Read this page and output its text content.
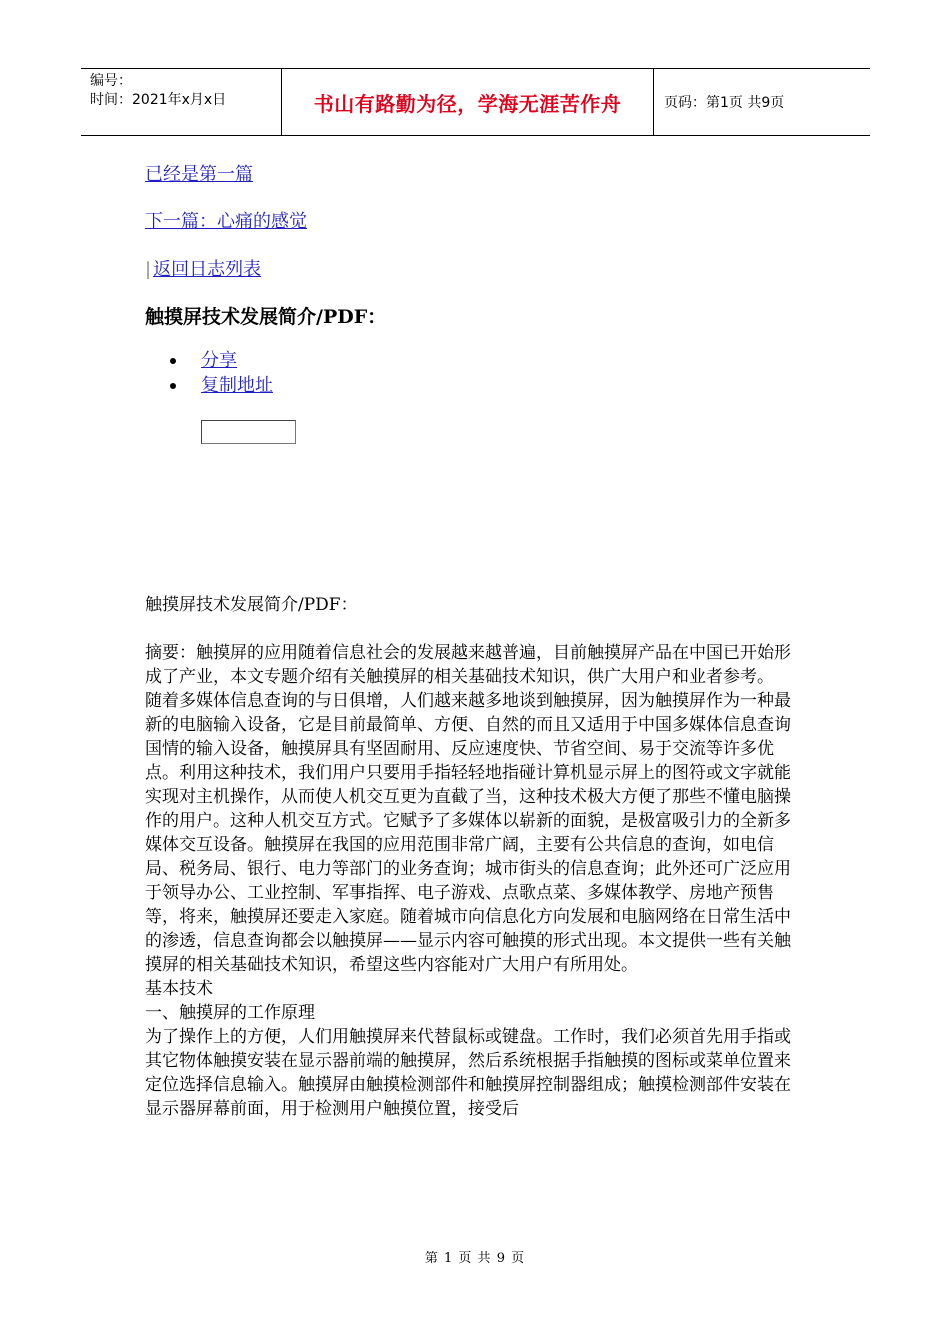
编号：
时间：2021年x月x日	书山有路勤为径，学海无涯苦作舟	页码：第1页 共9页
已经是第一篇
下一篇：心痛的感觉
| 返回日志列表
触摸屏技术发展简介/PDF：
分享
复制地址

触摸屏技术发展简介/PDF：

摘要：触摸屏的应用随着信息社会的发展越来越普遍，目前触摸屏产品在中国已开始形成了产业，本文专题介绍有关触摸屏的相关基础技术知识，供广大用户和业者参考。

随着多媒体信息查询的与日俱增，人们越来越多地谈到触摸屏，因为触摸屏作为一种最新的电脑输入设备，它是目前最简单、方便、自然的而且又适用于中国多媒体信息查询国情的输入设备，触摸屏具有坚固耐用、反应速度快、节省空间、易于交流等许多优点。利用这种技术，我们用户只要用手指轻轻地指碰计算机显示屏上的图符或文字就能实现对主机操作，从而使人机交互更为直截了当，这种技术极大方便了那些不懂电脑操作的用户。这种人机交互方式。它赋予了多媒体以崭新的面貌，是极富吸引力的全新多媒体交互设备。触摸屏在我国的应用范围非常广阔，主要有公共信息的查询，如电信局、税务局、银行、电力等部门的业务查询；城市街头的信息查询；此外还可广泛应用于领导办公、工业控制、军事指挥、电子游戏、点歌点菜、多媒体教学、房地产预售等，将来，触摸屏还要走入家庭。随着城市向信息化方向发展和电脑网络在日常生活中的渗透，信息查询都会以触摸屏——显示内容可触摸的形式出现。本文提供一些有关触摸屏的相关基础技术知识，希望这些内容能对广大用户有所用处。

基本技术

一、触摸屏的工作原理

为了操作上的方便，人们用触摸屏来代替鼠标或键盘。工作时，我们必须首先用手指或其它物体触摸安装在显示器前端的触摸屏，然后系统根据手指触摸的图标或菜单位置来定位选择信息输入。触摸屏由触摸检测部件和触摸屏控制器组成；触摸检测部件安装在显示器屏幕前面，用于检测用户触摸位置，接受后

第 1 页 共 9 页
- - - -
● Stated task:
Go through the data above and transcribe it in full, omitting any image.

● Result below:
Read this page and output its text content.
编号：
时间：2021年x月x日	书山有路勤为径，学海无涯苦作舟	页码：第1页 共9页
已经是第一篇
下一篇：心痛的感觉
| 返回日志列表
触摸屏技术发展简介/PDF：
分享
复制地址

触摸屏技术发展简介/PDF：

摘要：触摸屏的应用随着信息社会的发展越来越普遍，目前触摸屏产品在中国已开始形成了产业，本文专题介绍有关触摸屏的相关基础技术知识，供广大用户和业者参考。

随着多媒体信息查询的与日俱增，人们越来越多地谈到触摸屏，因为触摸屏作为一种最新的电脑输入设备，它是目前最简单、方便、自然的而且又适用于中国多媒体信息查询国情的输入设备，触摸屏具有坚固耐用、反应速度快、节省空间、易于交流等许多优点。利用这种技术，我们用户只要用手指轻轻地指碰计算机显示屏上的图符或文字就能实现对主机操作，从而使人机交互更为直截了当，这种技术极大方便了那些不懂电脑操作的用户。这种人机交互方式。它赋予了多媒体以崭新的面貌，是极富吸引力的全新多媒体交互设备。触摸屏在我国的应用范围非常广阔，主要有公共信息的查询，如电信局、税务局、银行、电力等部门的业务查询；城市街头的信息查询；此外还可广泛应用于领导办公、工业控制、军事指挥、电子游戏、点歌点菜、多媒体教学、房地产预售等，将来，触摸屏还要走入家庭。随着城市向信息化方向发展和电脑网络在日常生活中的渗透，信息查询都会以触摸屏——显示内容可触摸的形式出现。本文提供一些有关触摸屏的相关基础技术知识，希望这些内容能对广大用户有所用处。

基本技术

一、触摸屏的工作原理

为了操作上的方便，人们用触摸屏来代替鼠标或键盘。工作时，我们必须首先用手指或其它物体触摸安装在显示器前端的触摸屏，然后系统根据手指触摸的图标或菜单位置来定位选择信息输入。触摸屏由触摸检测部件和触摸屏控制器组成；触摸检测部件安装在显示器屏幕前面，用于检测用户触摸位置，接受后

第 1 页 共 9 页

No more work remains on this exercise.